[Exercise brief] Return all lines below containing the word "Date".

[Collected data]

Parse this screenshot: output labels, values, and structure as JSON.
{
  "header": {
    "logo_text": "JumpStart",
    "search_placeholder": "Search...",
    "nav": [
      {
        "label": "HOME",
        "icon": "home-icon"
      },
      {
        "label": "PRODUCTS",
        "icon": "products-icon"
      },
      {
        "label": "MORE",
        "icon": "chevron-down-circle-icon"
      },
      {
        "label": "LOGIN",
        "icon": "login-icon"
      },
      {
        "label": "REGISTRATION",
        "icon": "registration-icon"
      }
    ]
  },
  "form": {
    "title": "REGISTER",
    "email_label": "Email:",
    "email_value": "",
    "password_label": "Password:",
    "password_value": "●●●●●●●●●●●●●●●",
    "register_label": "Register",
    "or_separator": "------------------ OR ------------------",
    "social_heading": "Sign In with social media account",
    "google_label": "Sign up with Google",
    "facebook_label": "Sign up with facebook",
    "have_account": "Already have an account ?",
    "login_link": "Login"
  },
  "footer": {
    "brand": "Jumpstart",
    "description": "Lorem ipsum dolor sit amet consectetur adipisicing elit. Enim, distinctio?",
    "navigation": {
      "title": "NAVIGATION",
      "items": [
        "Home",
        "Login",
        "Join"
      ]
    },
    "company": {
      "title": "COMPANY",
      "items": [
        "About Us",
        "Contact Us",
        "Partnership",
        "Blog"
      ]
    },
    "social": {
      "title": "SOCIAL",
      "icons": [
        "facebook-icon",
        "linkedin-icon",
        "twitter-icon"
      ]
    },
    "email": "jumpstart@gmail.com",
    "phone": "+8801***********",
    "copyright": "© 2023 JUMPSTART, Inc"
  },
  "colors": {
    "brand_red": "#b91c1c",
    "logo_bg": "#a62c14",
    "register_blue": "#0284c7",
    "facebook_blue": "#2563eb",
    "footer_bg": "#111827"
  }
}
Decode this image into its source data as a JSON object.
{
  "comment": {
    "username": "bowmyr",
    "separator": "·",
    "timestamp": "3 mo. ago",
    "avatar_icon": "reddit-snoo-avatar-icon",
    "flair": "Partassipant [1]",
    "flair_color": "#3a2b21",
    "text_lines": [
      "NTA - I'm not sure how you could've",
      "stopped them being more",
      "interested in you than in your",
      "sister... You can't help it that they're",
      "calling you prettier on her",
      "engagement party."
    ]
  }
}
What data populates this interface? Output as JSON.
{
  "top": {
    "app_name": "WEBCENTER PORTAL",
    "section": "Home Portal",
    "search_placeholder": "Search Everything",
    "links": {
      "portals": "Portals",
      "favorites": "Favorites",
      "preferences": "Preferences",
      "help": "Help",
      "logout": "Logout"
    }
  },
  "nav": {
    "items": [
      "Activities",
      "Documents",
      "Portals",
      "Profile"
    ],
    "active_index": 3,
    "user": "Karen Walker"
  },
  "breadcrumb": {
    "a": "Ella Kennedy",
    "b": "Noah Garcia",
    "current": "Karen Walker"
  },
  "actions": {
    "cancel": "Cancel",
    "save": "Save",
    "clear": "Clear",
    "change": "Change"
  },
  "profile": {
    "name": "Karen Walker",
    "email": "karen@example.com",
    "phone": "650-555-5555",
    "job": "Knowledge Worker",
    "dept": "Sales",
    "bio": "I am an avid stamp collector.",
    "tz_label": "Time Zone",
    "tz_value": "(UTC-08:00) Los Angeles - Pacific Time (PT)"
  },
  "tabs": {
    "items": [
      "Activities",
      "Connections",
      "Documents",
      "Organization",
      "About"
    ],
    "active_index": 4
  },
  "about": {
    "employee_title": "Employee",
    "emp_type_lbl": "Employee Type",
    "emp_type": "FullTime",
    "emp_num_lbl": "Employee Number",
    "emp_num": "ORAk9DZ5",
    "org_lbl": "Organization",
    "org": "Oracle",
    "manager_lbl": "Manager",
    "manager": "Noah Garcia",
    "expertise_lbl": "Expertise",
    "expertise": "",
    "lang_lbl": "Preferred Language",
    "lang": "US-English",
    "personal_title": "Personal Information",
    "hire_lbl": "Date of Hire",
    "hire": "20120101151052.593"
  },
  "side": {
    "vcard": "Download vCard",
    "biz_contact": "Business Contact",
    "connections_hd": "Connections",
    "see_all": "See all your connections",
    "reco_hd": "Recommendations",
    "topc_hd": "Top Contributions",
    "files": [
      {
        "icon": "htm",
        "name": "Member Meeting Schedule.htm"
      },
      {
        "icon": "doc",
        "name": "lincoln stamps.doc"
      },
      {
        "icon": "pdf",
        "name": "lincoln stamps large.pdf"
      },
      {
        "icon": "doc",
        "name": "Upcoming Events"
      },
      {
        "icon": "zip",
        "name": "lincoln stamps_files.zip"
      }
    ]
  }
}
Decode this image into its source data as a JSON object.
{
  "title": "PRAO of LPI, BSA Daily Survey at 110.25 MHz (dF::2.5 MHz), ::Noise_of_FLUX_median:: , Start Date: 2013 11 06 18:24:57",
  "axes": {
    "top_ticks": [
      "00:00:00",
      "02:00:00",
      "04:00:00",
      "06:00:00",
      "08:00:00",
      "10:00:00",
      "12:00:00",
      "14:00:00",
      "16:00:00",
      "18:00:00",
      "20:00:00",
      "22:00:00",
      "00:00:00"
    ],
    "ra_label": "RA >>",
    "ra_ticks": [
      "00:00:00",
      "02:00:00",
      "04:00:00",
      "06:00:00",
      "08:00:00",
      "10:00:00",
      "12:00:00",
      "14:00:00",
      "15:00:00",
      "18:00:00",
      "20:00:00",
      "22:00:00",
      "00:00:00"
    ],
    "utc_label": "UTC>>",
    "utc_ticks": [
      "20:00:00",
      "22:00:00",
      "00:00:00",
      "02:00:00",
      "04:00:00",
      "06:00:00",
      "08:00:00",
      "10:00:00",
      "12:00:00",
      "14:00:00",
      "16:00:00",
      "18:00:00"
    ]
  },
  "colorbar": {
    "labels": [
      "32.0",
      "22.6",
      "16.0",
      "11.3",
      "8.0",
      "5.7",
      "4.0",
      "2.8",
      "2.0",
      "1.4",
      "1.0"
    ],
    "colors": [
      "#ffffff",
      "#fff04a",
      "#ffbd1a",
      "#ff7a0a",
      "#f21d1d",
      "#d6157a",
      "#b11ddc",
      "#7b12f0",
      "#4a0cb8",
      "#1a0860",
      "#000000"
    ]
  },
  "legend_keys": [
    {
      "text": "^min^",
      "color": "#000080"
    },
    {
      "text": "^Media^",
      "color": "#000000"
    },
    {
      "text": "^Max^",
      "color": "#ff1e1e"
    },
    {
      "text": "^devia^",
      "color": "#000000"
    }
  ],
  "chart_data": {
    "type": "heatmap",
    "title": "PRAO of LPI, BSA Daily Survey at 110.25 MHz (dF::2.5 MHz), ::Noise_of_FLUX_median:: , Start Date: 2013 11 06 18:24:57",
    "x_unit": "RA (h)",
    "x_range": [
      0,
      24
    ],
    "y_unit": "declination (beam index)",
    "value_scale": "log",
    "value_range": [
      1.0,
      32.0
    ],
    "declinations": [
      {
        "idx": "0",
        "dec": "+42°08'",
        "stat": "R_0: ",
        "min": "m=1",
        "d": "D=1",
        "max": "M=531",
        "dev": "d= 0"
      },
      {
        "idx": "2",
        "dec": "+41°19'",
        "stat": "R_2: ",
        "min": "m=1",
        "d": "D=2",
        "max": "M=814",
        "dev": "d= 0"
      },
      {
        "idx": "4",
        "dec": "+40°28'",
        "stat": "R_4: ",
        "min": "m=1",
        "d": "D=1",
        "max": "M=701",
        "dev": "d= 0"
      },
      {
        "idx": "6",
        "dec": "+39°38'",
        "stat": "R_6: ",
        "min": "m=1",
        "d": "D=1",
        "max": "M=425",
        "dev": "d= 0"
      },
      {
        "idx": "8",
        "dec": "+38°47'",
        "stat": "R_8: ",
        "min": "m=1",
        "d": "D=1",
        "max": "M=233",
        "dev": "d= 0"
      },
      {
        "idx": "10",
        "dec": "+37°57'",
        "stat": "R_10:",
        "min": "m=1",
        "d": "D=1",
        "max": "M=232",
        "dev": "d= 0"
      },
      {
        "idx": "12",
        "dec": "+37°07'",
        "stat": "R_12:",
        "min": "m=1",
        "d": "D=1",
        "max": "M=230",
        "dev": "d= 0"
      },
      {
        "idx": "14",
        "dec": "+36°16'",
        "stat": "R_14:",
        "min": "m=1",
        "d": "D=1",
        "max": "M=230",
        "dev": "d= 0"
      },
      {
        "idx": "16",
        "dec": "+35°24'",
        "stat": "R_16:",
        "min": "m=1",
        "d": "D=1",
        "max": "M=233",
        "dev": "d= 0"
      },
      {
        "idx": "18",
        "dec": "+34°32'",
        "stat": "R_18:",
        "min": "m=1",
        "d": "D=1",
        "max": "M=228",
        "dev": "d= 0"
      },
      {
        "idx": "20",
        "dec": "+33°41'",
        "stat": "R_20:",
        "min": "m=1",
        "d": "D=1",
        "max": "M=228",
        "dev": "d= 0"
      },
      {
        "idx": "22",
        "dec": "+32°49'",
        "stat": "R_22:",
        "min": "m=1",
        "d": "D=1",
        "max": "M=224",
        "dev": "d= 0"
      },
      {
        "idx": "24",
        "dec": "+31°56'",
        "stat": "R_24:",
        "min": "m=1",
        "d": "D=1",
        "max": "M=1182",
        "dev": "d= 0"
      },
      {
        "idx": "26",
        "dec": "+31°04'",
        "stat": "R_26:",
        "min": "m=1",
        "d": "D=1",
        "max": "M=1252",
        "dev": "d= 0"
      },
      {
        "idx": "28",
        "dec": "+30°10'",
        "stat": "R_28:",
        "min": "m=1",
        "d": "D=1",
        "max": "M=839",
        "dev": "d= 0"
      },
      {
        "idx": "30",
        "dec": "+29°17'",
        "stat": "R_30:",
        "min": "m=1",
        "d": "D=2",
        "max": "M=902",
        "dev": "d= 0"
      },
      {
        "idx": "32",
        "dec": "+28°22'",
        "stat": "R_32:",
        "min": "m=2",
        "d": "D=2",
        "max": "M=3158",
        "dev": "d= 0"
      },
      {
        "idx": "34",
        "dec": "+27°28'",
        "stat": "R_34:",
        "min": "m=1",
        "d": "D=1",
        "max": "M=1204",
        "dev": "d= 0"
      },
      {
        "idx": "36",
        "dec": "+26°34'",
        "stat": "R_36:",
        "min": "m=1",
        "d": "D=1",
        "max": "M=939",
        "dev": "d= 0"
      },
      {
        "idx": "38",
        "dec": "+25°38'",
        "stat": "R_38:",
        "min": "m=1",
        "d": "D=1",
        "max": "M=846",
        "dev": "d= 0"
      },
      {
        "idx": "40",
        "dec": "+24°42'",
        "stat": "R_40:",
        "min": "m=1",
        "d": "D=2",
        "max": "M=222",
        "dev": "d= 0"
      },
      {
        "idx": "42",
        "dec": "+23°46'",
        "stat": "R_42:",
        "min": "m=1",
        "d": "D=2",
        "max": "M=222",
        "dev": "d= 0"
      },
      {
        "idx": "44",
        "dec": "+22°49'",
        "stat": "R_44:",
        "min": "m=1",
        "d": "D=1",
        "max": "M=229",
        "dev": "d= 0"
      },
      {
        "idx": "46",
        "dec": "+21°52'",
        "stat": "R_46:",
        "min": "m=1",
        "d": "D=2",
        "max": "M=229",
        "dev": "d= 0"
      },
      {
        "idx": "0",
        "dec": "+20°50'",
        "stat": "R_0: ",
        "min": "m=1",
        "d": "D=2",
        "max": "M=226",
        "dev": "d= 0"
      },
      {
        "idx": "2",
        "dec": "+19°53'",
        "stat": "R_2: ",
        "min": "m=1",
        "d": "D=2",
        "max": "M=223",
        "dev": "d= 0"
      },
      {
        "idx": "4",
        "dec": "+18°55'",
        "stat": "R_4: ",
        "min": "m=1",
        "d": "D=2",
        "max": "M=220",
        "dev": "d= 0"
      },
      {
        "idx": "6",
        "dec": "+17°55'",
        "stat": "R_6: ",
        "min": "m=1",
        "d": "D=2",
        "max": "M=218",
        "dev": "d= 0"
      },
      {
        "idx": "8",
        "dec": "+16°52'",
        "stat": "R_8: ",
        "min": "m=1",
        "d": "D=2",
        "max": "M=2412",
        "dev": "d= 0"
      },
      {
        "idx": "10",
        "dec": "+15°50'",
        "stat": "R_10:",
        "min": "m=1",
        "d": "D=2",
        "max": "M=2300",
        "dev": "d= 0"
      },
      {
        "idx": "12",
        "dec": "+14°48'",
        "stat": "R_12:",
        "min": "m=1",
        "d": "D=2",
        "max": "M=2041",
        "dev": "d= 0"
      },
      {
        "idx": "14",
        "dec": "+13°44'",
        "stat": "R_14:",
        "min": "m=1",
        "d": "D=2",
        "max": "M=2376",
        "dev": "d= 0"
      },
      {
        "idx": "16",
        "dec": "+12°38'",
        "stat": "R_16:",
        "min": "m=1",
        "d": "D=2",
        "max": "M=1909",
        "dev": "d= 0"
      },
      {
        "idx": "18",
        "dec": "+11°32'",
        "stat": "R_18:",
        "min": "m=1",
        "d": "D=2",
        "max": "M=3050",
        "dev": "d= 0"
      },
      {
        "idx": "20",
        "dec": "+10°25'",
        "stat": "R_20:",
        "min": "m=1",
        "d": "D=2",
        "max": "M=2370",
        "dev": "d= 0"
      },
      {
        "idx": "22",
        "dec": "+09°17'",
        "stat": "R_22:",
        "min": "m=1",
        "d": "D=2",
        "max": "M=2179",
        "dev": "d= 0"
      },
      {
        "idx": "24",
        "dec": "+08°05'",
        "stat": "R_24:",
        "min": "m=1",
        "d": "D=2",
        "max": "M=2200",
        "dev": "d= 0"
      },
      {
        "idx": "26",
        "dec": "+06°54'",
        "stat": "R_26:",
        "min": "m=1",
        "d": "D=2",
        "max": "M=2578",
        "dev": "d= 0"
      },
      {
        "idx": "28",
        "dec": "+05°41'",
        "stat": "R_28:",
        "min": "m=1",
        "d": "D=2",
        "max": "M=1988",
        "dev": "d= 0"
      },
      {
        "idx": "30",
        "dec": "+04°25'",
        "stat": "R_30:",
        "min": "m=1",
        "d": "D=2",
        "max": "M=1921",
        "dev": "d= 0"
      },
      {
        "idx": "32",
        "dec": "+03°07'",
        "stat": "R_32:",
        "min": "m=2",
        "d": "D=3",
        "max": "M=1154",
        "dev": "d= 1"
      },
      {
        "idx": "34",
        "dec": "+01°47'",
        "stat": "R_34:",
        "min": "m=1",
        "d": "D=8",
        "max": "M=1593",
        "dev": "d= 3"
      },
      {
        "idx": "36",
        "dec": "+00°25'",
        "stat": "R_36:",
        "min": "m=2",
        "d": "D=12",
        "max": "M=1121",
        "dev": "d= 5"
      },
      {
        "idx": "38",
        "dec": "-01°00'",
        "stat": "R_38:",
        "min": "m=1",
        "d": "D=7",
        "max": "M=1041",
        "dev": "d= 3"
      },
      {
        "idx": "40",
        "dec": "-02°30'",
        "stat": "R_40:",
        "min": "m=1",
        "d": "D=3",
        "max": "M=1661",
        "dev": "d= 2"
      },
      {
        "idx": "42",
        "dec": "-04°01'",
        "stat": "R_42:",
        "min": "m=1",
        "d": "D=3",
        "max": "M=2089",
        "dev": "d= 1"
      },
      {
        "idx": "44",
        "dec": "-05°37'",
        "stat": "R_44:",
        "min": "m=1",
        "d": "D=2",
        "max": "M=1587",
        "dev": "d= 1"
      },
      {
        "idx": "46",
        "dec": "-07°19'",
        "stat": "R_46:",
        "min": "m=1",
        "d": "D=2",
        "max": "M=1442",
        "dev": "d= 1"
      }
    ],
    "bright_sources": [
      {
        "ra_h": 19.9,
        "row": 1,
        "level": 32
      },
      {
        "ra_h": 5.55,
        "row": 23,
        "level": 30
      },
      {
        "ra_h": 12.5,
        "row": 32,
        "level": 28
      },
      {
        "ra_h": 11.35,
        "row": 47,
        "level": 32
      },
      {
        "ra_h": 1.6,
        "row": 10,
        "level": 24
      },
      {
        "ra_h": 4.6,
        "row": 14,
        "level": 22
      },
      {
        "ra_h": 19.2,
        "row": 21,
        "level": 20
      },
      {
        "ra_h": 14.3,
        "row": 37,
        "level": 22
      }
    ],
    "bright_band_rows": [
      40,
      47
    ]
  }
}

[Written answer]
    "hire_lbl": "Date of Hire",
  "title": "PRAO of LPI, BSA Daily Survey at 110.25 MHz (dF::2.5 MHz), ::Noise_of_FLUX_median:: , Start Date: 2013 11 06 18:24:57",
    "title": "PRAO of LPI, BSA Daily Survey at 110.25 MHz (dF::2.5 MHz), ::Noise_of_FLUX_median:: , Start Date: 2013 11 06 18:24:57",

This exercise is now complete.